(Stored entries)
▼▼▼

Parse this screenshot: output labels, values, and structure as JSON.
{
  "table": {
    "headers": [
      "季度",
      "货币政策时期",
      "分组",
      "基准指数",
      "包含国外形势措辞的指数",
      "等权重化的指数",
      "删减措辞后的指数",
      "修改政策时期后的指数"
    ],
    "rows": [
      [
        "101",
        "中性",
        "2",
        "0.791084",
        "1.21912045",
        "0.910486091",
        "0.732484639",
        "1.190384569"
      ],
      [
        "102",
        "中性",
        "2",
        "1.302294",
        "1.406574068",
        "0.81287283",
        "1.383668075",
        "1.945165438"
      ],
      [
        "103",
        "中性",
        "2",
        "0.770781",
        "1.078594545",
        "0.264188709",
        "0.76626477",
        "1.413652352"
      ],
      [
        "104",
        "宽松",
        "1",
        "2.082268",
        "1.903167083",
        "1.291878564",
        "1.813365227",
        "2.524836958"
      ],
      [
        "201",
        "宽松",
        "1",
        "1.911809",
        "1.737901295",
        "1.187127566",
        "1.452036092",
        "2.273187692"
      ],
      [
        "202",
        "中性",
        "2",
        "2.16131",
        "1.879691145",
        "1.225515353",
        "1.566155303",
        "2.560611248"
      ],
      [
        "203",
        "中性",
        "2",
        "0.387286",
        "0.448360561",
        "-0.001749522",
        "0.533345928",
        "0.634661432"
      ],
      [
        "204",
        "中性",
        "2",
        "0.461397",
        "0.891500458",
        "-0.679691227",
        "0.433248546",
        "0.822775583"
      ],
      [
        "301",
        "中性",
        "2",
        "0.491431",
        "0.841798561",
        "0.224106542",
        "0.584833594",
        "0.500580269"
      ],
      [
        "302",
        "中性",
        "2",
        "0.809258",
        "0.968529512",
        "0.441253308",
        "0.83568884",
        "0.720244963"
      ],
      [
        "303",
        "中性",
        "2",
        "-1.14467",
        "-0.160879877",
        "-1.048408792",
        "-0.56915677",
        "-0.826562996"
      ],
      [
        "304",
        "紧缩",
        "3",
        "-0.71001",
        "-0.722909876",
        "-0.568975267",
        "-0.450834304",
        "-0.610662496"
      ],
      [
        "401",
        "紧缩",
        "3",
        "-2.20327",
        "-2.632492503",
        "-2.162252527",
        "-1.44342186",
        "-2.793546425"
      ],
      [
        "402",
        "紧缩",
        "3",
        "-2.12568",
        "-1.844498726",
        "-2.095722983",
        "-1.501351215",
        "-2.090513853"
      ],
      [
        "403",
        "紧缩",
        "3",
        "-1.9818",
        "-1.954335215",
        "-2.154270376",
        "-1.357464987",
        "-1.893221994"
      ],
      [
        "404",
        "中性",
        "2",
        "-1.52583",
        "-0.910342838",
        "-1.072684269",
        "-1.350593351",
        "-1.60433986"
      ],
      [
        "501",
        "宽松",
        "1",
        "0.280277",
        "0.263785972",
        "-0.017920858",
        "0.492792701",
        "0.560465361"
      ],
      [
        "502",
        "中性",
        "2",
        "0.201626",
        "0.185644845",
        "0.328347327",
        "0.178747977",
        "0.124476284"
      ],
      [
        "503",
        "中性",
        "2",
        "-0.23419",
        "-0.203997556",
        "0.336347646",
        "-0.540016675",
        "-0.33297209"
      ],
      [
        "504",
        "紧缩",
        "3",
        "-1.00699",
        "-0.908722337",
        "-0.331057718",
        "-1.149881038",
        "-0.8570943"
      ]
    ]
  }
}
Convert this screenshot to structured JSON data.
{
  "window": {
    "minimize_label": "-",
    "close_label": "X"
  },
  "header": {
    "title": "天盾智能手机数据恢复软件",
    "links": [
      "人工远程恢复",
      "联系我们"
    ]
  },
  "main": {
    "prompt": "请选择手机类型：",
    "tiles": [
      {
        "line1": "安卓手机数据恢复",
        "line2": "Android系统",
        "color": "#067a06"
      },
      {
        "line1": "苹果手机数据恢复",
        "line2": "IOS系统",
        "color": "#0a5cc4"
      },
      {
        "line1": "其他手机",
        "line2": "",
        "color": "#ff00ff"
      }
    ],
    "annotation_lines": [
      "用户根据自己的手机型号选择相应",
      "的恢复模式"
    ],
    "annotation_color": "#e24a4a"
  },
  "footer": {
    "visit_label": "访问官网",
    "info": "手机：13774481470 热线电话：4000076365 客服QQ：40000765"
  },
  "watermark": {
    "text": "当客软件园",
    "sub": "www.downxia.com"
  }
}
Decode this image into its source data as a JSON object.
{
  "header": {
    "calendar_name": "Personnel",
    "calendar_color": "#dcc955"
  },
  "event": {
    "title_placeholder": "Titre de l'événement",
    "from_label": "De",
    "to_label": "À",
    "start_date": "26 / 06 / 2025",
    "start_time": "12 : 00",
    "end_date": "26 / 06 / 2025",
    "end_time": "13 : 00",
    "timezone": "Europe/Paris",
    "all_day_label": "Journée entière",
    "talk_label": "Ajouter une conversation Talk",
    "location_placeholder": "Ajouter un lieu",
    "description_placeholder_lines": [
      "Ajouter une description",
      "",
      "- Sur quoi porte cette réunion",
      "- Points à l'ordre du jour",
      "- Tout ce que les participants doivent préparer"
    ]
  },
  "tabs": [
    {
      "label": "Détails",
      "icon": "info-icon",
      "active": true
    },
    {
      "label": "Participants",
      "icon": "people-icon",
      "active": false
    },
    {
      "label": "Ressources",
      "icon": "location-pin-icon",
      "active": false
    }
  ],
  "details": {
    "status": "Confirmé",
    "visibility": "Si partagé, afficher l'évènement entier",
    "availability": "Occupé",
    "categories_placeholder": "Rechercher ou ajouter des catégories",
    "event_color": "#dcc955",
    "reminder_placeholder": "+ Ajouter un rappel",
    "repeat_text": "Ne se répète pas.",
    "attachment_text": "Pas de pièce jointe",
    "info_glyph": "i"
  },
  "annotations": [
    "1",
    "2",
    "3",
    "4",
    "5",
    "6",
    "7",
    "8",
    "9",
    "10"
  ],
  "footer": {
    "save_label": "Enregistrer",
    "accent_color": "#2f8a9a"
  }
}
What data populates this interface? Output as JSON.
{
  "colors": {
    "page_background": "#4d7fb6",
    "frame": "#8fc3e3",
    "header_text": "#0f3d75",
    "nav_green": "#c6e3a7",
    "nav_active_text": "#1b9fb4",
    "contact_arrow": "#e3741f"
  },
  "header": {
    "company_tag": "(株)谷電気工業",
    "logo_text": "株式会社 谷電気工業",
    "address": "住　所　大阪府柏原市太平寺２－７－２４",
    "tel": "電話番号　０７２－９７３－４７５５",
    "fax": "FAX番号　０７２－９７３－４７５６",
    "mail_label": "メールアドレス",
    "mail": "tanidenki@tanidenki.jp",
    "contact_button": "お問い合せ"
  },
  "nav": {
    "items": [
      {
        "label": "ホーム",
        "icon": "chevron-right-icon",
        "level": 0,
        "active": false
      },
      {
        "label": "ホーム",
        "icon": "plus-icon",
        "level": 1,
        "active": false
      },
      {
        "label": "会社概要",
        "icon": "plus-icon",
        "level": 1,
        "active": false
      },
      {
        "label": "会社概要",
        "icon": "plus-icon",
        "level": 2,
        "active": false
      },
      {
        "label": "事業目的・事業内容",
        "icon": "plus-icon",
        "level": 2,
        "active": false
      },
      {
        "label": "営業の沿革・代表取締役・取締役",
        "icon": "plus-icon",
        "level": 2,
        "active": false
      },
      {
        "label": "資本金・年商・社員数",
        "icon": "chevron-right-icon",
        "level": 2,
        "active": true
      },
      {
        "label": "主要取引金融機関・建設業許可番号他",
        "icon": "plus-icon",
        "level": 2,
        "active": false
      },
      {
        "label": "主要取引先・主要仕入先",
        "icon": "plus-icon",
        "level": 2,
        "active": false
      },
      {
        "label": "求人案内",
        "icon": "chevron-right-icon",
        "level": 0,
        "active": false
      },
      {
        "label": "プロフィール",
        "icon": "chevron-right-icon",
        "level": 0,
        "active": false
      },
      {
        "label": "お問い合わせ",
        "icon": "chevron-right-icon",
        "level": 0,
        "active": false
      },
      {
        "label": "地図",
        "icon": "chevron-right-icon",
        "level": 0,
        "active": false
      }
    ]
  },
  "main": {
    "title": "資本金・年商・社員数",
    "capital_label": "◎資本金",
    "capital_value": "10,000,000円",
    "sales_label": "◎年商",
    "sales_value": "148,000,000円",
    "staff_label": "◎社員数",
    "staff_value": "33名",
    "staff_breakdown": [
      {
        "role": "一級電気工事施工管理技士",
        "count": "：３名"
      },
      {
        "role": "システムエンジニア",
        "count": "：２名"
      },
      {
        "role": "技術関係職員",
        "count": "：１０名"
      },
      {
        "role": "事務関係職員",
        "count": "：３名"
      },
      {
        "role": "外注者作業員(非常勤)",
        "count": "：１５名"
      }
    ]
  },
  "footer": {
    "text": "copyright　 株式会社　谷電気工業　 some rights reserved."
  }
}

▲▲▲

▶ **Written problem**:
Pull every line containing "role" out of the data above.

▶ **Response for this exercise**:
        "role": "一級電気工事施工管理技士",
        "role": "システムエンジニア",
        "role": "技術関係職員",
        "role": "事務関係職員",
        "role": "外注者作業員(非常勤)",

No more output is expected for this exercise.